Provided records
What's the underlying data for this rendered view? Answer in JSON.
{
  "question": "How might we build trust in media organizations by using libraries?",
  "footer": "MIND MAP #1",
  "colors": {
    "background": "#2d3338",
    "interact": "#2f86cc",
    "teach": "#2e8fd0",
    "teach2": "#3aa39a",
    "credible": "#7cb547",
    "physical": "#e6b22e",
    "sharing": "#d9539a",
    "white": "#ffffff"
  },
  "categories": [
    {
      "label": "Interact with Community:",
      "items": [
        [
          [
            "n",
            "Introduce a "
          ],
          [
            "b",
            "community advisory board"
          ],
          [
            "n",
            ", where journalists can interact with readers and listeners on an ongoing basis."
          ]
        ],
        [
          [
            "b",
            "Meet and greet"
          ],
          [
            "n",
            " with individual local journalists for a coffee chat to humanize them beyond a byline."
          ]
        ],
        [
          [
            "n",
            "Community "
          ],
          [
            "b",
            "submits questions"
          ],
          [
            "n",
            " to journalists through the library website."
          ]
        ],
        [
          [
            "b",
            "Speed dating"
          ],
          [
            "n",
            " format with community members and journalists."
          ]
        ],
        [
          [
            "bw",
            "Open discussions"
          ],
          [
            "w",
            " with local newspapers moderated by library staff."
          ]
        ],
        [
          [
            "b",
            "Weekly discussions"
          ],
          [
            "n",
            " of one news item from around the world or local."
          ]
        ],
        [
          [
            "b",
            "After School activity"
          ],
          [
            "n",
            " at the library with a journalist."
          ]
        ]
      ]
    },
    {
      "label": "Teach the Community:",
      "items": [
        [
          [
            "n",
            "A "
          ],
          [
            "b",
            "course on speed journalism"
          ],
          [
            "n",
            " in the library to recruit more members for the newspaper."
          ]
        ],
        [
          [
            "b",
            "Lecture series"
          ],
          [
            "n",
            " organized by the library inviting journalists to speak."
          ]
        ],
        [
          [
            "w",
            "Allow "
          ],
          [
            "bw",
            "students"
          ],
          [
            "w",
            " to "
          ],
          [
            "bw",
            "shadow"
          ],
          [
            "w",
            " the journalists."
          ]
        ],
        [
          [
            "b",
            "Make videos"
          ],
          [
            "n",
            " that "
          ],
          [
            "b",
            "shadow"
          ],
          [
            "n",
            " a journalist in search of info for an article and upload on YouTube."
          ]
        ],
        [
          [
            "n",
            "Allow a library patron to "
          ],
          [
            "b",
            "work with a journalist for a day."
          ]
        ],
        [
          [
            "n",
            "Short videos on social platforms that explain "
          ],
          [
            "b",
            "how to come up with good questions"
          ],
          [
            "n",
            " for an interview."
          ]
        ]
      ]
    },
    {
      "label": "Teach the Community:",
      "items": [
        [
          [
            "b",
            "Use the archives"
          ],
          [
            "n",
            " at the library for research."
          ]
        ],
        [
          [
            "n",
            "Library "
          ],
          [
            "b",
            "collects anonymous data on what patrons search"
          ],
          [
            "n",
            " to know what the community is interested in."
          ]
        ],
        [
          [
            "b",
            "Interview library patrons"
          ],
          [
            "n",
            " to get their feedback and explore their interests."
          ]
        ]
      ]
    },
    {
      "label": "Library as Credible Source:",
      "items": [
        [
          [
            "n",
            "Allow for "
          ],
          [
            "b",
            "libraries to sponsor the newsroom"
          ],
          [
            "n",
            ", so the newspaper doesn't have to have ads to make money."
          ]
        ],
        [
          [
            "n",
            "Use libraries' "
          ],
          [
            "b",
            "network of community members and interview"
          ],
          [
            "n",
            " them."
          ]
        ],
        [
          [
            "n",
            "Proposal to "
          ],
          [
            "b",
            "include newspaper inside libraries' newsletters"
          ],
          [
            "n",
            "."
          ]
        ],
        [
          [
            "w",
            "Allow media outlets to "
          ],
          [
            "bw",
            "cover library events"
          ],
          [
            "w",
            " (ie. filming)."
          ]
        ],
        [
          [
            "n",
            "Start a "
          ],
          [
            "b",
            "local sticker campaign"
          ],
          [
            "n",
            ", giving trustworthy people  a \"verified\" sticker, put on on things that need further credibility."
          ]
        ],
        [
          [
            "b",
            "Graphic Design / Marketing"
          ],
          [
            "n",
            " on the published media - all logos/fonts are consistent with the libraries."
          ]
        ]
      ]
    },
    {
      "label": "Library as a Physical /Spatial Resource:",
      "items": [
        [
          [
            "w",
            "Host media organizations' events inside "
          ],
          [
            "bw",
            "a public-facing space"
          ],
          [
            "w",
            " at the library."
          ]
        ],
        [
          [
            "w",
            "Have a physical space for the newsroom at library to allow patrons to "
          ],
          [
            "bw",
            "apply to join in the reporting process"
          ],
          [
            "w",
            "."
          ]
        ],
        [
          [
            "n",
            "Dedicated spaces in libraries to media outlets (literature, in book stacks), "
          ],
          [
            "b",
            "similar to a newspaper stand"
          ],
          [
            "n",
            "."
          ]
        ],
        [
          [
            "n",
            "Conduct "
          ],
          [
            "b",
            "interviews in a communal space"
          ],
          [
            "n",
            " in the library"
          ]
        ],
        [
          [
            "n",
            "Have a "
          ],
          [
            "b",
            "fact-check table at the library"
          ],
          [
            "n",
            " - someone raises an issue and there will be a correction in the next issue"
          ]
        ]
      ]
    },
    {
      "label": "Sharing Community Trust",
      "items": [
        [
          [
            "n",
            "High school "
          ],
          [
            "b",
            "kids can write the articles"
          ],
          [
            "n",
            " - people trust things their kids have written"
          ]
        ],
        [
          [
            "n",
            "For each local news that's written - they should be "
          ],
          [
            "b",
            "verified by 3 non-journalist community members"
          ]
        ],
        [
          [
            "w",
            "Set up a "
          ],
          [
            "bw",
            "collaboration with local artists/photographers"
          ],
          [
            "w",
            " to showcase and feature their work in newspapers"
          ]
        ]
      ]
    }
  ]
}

Task instructions
For the listing above, identify each line bearing "sticker".

Completed exercise
            "local sticker campaign"
            ", giving trustworthy people  a \"verified\" sticker, put on on things that need further credibility."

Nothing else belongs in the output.